• **WHAT YOU ARE ASKED TO DO**
Report every line below that holds the word "公司地址".

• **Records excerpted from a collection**
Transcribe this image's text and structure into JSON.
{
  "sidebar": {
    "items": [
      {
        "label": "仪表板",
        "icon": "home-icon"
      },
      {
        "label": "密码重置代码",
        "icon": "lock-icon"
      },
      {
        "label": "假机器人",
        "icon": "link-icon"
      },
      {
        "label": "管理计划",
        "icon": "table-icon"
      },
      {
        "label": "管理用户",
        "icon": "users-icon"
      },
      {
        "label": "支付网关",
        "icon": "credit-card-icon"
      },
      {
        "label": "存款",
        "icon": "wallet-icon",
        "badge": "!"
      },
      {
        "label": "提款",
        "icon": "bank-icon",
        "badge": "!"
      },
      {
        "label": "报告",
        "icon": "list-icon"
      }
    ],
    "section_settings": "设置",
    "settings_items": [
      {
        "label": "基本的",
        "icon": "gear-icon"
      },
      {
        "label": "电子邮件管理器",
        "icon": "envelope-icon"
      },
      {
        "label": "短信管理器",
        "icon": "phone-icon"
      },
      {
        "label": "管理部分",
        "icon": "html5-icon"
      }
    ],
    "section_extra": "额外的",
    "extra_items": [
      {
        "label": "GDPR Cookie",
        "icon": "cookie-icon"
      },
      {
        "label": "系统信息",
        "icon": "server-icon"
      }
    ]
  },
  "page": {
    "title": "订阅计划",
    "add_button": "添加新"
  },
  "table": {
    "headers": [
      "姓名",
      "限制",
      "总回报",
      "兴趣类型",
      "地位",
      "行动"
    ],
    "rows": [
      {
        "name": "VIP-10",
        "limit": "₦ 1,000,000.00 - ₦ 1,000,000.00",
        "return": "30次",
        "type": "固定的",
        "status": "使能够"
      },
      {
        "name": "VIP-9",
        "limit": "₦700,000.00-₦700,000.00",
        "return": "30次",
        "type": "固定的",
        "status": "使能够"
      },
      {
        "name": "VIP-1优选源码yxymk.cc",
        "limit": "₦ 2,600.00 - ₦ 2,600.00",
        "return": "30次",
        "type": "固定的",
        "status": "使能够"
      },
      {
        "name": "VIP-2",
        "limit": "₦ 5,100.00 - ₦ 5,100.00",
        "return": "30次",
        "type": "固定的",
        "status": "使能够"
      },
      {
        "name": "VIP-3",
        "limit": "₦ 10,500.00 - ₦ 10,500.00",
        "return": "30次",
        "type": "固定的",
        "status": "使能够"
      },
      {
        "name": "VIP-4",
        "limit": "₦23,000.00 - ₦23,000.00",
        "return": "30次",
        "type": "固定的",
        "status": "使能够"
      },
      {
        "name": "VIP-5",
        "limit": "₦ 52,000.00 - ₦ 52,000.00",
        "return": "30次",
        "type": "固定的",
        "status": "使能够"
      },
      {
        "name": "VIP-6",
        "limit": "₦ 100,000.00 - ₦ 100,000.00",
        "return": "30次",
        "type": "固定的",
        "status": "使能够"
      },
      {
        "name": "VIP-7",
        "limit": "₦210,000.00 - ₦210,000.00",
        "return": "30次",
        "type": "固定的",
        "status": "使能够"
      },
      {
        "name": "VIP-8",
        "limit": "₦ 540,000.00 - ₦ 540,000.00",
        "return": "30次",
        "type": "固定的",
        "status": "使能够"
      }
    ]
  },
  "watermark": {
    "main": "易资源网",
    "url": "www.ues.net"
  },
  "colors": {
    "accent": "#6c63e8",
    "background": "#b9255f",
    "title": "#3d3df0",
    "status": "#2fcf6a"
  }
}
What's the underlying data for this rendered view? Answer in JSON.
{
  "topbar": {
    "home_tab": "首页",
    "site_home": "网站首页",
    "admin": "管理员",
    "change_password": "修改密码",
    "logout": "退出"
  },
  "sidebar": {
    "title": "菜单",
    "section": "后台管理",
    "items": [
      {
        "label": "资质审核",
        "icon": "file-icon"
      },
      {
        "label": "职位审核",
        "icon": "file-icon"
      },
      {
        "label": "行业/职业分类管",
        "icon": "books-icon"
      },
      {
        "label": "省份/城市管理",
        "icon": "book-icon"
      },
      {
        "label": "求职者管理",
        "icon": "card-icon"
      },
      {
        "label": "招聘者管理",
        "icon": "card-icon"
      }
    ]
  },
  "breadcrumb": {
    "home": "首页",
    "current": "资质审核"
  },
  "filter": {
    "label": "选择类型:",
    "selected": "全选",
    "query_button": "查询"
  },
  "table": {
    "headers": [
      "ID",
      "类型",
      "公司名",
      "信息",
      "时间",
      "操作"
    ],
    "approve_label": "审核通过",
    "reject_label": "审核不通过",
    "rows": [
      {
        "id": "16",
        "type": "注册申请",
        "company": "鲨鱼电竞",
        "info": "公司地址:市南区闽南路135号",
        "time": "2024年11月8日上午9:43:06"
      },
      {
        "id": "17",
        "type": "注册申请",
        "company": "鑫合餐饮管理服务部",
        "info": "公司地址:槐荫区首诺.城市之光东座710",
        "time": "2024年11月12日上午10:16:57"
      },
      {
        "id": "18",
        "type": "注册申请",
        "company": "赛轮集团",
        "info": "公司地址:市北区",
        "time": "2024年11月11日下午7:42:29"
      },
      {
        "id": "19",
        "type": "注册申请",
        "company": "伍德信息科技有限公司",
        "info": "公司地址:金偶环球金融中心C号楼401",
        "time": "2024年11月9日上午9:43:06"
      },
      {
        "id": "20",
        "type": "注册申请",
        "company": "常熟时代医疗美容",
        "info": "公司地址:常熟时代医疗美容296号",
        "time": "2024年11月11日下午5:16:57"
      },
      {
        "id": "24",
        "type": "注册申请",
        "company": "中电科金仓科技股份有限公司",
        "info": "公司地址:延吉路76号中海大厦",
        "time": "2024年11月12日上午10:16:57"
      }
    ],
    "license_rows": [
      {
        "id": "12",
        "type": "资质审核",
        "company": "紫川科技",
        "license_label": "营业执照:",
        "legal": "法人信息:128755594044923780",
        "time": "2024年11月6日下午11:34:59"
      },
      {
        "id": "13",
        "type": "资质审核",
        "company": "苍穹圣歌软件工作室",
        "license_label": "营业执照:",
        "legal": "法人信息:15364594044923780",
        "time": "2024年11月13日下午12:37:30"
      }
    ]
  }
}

• **WRITTEN SOLUTION**
        "info": "公司地址:市南区闽南路135号",
        "info": "公司地址:槐荫区首诺.城市之光东座710",
        "info": "公司地址:市北区",
        "info": "公司地址:金偶环球金融中心C号楼401",
        "info": "公司地址:常熟时代医疗美容296号",
        "info": "公司地址:延吉路76号中海大厦",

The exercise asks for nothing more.